# Exercise brief:
Quote the entries that follow exactly, leaving none out.

(Some records)
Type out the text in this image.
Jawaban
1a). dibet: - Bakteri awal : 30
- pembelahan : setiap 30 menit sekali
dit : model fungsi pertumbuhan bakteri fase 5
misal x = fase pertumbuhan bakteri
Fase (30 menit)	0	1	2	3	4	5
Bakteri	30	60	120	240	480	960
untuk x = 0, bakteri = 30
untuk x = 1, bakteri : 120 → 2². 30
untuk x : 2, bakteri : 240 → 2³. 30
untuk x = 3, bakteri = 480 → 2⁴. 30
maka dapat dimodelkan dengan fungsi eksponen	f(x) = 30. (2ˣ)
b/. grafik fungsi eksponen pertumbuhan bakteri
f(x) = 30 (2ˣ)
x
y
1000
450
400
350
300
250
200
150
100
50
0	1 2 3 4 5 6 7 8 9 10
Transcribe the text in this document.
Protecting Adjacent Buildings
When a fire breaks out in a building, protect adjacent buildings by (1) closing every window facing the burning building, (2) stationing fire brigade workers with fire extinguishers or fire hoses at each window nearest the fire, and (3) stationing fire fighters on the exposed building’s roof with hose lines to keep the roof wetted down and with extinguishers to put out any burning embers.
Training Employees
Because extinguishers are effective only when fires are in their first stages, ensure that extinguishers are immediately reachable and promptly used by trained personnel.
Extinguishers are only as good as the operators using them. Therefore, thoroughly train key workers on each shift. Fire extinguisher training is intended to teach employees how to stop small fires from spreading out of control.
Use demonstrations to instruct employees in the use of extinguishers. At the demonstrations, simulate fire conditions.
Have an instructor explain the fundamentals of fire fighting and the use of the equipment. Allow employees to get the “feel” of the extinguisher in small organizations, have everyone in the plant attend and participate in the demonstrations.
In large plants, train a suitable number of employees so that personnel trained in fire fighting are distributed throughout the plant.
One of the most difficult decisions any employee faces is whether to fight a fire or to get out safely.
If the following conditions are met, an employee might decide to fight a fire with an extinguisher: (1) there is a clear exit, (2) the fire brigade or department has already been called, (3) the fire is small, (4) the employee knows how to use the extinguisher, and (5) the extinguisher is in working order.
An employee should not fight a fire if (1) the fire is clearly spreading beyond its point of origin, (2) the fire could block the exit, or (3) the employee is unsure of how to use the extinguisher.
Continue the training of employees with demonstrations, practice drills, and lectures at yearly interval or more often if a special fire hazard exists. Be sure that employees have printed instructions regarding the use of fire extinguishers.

# Full solution:
Type out the text in this image.
Jawaban
1a). dibet: - Bakteri awal : 30
- pembelahan : setiap 30 menit sekali
dit : model fungsi pertumbuhan bakteri fase 5
misal x = fase pertumbuhan bakteri
Fase (30 menit)	0	1	2	3	4	5
Bakteri	30	60	120	240	480	960
untuk x = 0, bakteri = 30
untuk x = 1, bakteri : 120 → 2². 30
untuk x : 2, bakteri : 240 → 2³. 30
untuk x = 3, bakteri = 480 → 2⁴. 30
maka dapat dimodelkan dengan fungsi eksponen	f(x) = 30. (2ˣ)
b/. grafik fungsi eksponen pertumbuhan bakteri
f(x) = 30 (2ˣ)
x
y
1000
450
400
350
300
250
200
150
100
50
0	1 2 3 4 5 6 7 8 9 10
Transcribe the text in this document.
Protecting Adjacent Buildings
When a fire breaks out in a building, protect adjacent buildings by (1) closing every window facing the burning building, (2) stationing fire brigade workers with fire extinguishers or fire hoses at each window nearest the fire, and (3) stationing fire fighters on the exposed building’s roof with hose lines to keep the roof wetted down and with extinguishers to put out any burning embers.
Training Employees
Because extinguishers are effective only when fires are in their first stages, ensure that extinguishers are immediately reachable and promptly used by trained personnel.
Extinguishers are only as good as the operators using them. Therefore, thoroughly train key workers on each shift. Fire extinguisher training is intended to teach employees how to stop small fires from spreading out of control.
Use demonstrations to instruct employees in the use of extinguishers. At the demonstrations, simulate fire conditions.
Have an instructor explain the fundamentals of fire fighting and the use of the equipment. Allow employees to get the “feel” of the extinguisher in small organizations, have everyone in the plant attend and participate in the demonstrations.
In large plants, train a suitable number of employees so that personnel trained in fire fighting are distributed throughout the plant.
One of the most difficult decisions any employee faces is whether to fight a fire or to get out safely.
If the following conditions are met, an employee might decide to fight a fire with an extinguisher: (1) there is a clear exit, (2) the fire brigade or department has already been called, (3) the fire is small, (4) the employee knows how to use the extinguisher, and (5) the extinguisher is in working order.
An employee should not fight a fire if (1) the fire is clearly spreading beyond its point of origin, (2) the fire could block the exit, or (3) the employee is unsure of how to use the extinguisher.
Continue the training of employees with demonstrations, practice drills, and lectures at yearly interval or more often if a special fire hazard exists. Be sure that employees have printed instructions regarding the use of fire extinguishers.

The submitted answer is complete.